§ **Selected passage**:
Except for the parts produced using the standard mold, which already have the final shape of tensile specimens, the other parts are machined to produce tensile specimens. Their shape differs slightly because there is not enough material available to make bars of the same size. However, the dimensions of these specimens comply with the ASTM E8-04 standard. Tensile tests (ASTM B557120) were performed using a 100 kN MTS servo-hydraulic system. The strain rate used was 8.3 × 10−4 s−1. An attachable extensometer (strain gauge was used to measure the deformation that takes place in the samples during the test, and the data acquisition system attached to the machine converts it to an accurate measure of the percentage elongation. The stress required for rupture (UTS), the elastic limit (YS), and the percentage of deformation (% Elongation) were the measured parameters. Brinell hardness tests were performed according to ASTM E10121, 10 mm ball, 500 kg load for 30 s. The indentations were made on the tensile specimens machined to create two parallel surfaces. Six prints were taken per sample.
In addition to optical metallographic analyses and mechanical tests, samples were subjected to other analyses: scanning electron microscopy (SEM), wavelength dispersive spectrometry (WDS), energy dispersive spectrometry (EDS), electron probe microanalysis (EPMA), and radiography. These analyses allow for the evaluation of the phases present in the samples, their chemical composition, as well as a visualization of the porosity inside them. Scanning electron microscopy is a powerful technique for observing samples. It is mainly based on the detection of backscattered electrons emerging from the surface under the impact of a very fine beam of primary electrons that scans the observed surface and allows images to be obtained with a resolving power often less than 5 nm and a large depth of field.
An electron probe microanalyzer operates by reducing an electron source by two or three magnetic lenses. The electrons strike the sample to be analyzed with an impact energy that can vary from a few hundred eV to 50 keV. The X-rays emitted by the sample under the impact of the electrons are analyzed using X-ray spectrometers that can be of the WDS (wavelength dispersion) or EDS (energy dispersion) type. The system generally uses the transition lines to the K electronic level, because these are the lines that separate most effectively. The excitation mode of the atoms makes it possible to draw up a chemical map of the sample. Selected samples were examined using transmission electron microscopy to investigate the coherency of the precipitates with the matrix. The FEI Tecnai G2 F20 electron microscope (Hillsboro, OR, USA),employed is equipped with an advanced control system, which permits the integration of an EDAX™ chemical analysis system, scanning transmission electron microscopy (STEM), and electron energy loss spectroscopy (EELS). The microscope was operated at an accelerating voltage of 200 kV—Figure 2f. Figure 3 summarizes the main outlines of the adopted work plan.

§ **Given entries**:
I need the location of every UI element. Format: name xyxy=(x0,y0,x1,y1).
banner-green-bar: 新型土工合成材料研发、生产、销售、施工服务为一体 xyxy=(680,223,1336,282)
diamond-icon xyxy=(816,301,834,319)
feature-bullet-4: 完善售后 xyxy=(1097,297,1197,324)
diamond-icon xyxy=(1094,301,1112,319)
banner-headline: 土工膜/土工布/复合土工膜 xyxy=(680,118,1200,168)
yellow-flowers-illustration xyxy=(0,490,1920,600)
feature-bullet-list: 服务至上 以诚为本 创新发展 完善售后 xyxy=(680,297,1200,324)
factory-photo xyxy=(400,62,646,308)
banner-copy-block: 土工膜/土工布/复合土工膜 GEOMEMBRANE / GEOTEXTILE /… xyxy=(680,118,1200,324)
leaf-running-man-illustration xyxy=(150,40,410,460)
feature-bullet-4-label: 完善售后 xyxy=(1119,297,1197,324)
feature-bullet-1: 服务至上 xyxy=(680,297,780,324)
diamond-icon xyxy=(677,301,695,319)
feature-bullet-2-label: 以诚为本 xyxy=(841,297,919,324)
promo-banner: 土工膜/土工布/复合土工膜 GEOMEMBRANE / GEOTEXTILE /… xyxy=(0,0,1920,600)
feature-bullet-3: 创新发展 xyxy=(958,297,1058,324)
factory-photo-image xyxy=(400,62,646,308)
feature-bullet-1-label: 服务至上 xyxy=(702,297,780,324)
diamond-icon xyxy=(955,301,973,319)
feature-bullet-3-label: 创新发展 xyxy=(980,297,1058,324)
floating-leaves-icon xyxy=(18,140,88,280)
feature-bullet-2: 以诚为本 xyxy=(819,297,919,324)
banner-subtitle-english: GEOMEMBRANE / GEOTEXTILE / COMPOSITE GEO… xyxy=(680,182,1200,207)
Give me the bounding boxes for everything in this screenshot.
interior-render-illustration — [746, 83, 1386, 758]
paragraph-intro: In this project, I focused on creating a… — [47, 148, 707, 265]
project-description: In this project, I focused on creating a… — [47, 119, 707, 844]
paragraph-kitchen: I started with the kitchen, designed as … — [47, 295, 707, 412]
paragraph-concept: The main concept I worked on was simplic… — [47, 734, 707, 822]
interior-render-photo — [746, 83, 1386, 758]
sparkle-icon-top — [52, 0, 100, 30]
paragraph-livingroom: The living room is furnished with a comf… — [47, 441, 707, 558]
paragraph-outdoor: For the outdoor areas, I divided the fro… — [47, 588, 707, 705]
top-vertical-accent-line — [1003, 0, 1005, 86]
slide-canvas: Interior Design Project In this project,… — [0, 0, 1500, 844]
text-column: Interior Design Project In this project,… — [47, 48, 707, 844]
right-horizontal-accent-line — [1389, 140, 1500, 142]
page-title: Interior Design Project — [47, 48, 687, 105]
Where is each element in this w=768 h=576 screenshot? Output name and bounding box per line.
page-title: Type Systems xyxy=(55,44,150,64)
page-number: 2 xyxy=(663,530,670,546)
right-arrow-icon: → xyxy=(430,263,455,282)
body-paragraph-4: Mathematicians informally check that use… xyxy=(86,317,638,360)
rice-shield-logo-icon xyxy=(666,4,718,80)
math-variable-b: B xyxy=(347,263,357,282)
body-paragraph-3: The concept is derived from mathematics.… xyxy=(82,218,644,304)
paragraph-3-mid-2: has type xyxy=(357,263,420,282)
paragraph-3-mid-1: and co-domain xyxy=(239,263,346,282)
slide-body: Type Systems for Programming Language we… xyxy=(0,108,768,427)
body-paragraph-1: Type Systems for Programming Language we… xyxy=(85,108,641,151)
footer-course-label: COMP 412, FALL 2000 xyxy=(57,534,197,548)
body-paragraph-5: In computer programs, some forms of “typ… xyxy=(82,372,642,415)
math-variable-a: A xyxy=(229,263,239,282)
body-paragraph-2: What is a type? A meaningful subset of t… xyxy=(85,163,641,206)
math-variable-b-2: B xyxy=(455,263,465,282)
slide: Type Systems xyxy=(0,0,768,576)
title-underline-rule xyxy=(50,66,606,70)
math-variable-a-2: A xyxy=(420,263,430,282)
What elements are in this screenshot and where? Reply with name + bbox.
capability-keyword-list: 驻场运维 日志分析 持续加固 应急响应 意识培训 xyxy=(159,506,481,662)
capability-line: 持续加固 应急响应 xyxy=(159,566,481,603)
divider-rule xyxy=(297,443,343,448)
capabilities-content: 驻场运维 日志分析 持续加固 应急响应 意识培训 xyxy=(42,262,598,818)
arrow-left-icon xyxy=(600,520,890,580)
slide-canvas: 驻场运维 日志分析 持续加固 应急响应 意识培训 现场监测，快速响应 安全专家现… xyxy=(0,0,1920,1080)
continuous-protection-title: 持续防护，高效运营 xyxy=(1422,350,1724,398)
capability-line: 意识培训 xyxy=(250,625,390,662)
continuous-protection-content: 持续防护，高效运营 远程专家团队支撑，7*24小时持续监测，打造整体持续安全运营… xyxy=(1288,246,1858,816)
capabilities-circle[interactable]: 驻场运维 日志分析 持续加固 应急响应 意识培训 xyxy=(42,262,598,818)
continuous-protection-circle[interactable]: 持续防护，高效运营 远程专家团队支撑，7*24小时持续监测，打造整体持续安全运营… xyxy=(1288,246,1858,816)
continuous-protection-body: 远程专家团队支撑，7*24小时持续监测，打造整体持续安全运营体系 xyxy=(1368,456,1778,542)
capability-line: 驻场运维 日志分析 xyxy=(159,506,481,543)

§ **Task objective**: Write down the part of the testing-methods passage that begins with the words containing "In addition to" and ends with "depth of field.".

§ **Full response**:
In addition to optical metallographic analyses and mechanical tests, samples were subjected to other analyses: scanning electron microscopy (SEM), wavelength dispersive spectrometry (WDS), energy dispersive spectrometry (EDS), electron probe microanalysis (EPMA), and radiography. These analyses allow for the evaluation of the phases present in the samples, their chemical composition, as well as a visualization of the porosity inside them. Scanning electron microscopy is a powerful technique for observing samples. It is mainly based on the detection of backscattered electrons emerging from the surface under the impact of a very fine beam of primary electrons that scans the observed surface and allows images to be obtained with a resolving power often less than 5 nm and a large depth of field.